- _AIM OF THE TASK_:
Of all the lines in this data, how many include "handle"? Respond with the number only.

- _DATA FOR PROCESSING_:
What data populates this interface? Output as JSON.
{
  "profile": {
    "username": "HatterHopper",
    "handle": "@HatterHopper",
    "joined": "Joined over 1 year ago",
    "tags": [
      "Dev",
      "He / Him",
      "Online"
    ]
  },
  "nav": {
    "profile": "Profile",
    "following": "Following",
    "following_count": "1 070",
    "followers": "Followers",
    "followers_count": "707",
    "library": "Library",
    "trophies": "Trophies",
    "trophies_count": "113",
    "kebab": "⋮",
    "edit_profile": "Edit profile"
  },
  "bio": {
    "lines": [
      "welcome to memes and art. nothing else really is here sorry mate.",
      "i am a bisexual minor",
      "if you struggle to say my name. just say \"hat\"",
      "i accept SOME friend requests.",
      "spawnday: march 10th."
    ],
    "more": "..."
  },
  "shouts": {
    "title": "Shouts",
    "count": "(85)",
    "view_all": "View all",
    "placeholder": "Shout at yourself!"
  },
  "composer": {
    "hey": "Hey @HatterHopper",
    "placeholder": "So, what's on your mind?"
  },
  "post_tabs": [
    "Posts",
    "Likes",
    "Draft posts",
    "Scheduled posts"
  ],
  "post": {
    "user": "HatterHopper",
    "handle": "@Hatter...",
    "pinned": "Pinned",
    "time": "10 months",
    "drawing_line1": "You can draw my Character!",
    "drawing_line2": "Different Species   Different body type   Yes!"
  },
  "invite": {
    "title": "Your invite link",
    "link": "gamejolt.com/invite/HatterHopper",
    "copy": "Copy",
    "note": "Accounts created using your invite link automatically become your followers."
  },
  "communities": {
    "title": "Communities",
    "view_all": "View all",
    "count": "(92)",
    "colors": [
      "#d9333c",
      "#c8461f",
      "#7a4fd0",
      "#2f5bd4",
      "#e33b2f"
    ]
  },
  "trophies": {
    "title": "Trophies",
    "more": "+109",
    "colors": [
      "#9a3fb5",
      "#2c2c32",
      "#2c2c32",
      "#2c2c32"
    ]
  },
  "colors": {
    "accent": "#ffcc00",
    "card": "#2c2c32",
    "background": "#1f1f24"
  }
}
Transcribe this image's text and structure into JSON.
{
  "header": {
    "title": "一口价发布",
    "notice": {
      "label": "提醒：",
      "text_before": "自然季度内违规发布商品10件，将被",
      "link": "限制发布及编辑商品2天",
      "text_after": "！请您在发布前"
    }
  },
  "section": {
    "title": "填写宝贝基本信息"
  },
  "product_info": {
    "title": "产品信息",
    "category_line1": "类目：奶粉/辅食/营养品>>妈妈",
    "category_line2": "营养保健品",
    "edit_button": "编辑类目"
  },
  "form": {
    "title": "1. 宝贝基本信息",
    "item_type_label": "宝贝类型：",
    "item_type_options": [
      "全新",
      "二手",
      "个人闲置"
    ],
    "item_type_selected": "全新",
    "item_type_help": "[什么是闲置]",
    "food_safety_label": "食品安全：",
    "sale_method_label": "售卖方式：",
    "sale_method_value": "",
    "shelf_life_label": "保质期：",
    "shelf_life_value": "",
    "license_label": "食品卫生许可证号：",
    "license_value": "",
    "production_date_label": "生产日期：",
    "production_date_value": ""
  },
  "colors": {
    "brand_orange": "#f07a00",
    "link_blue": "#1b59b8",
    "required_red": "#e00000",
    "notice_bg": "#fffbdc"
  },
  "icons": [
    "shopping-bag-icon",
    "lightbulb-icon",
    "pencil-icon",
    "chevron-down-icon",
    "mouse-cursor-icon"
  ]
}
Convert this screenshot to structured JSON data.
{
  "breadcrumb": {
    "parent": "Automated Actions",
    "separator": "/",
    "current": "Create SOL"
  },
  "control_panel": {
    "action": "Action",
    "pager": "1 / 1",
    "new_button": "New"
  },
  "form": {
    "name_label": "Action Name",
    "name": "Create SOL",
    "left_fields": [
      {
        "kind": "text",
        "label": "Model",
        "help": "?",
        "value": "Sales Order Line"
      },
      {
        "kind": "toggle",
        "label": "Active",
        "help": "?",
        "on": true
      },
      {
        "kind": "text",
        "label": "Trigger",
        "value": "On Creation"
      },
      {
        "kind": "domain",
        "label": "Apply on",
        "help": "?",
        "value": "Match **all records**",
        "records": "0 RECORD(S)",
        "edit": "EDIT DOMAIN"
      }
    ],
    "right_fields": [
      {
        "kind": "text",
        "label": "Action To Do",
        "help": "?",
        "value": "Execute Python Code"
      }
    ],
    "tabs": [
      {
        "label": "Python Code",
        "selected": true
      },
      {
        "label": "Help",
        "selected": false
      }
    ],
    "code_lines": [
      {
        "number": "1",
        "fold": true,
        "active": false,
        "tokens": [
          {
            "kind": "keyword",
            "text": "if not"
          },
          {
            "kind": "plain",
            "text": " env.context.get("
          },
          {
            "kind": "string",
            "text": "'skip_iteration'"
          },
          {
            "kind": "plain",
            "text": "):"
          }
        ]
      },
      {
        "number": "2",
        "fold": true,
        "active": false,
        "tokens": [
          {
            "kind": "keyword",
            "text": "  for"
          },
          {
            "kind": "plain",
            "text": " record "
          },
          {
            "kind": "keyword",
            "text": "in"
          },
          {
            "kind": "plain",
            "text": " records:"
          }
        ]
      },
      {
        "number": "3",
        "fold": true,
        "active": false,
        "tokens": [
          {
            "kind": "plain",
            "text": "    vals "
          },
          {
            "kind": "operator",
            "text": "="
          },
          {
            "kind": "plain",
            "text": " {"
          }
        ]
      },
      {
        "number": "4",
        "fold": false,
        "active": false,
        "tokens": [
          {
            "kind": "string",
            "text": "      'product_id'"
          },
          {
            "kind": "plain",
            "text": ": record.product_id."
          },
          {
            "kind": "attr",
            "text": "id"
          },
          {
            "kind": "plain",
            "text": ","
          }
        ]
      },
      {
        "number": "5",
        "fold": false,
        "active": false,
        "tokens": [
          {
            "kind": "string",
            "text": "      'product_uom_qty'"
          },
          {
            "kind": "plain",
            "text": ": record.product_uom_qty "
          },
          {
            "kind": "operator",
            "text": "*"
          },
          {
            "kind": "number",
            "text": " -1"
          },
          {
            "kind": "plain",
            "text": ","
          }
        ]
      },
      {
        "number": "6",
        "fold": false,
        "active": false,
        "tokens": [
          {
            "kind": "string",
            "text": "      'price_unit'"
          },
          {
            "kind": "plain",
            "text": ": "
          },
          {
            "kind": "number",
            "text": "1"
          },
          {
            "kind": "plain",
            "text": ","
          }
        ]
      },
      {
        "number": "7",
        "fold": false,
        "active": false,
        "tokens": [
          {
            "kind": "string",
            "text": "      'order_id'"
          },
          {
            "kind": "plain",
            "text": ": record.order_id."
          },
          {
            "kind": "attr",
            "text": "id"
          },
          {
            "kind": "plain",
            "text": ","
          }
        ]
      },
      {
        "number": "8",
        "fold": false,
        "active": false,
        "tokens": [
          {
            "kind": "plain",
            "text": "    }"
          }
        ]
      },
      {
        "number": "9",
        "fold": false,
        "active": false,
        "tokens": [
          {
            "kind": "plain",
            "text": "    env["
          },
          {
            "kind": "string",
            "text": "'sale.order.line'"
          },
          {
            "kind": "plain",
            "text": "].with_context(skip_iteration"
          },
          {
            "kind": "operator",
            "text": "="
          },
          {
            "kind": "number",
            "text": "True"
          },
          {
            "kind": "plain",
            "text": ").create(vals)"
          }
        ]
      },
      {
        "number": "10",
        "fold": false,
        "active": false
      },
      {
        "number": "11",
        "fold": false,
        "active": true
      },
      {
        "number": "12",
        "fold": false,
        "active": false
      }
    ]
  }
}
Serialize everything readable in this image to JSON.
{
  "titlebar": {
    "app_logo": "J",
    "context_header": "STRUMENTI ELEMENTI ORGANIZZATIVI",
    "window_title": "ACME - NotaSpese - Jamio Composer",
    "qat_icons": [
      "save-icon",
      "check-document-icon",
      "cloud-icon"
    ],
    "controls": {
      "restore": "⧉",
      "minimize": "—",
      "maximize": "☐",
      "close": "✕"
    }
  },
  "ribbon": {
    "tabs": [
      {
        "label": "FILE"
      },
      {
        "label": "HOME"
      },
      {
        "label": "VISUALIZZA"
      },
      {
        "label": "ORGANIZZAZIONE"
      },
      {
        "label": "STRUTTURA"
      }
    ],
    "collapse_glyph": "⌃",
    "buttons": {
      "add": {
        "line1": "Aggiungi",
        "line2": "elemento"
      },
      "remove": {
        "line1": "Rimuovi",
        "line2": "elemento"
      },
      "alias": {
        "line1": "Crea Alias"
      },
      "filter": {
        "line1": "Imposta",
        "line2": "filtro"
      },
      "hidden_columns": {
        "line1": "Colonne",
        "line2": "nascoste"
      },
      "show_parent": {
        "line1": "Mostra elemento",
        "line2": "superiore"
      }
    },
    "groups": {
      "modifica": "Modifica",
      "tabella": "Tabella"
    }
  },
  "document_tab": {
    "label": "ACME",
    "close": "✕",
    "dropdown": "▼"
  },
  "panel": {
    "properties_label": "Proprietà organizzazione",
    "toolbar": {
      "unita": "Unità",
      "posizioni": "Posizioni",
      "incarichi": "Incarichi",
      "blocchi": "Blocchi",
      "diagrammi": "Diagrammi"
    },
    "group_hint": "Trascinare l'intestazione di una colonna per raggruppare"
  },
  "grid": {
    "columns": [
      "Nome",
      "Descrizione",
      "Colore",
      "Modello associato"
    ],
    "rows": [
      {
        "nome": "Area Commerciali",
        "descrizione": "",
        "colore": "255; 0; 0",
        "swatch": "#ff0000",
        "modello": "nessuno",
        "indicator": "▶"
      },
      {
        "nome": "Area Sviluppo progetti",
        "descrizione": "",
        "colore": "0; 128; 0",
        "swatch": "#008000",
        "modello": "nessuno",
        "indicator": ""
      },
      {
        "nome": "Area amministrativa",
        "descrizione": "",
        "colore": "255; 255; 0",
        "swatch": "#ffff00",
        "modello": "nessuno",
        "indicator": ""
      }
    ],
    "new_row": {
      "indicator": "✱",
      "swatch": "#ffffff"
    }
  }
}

- _TASK RESPONSE_:
2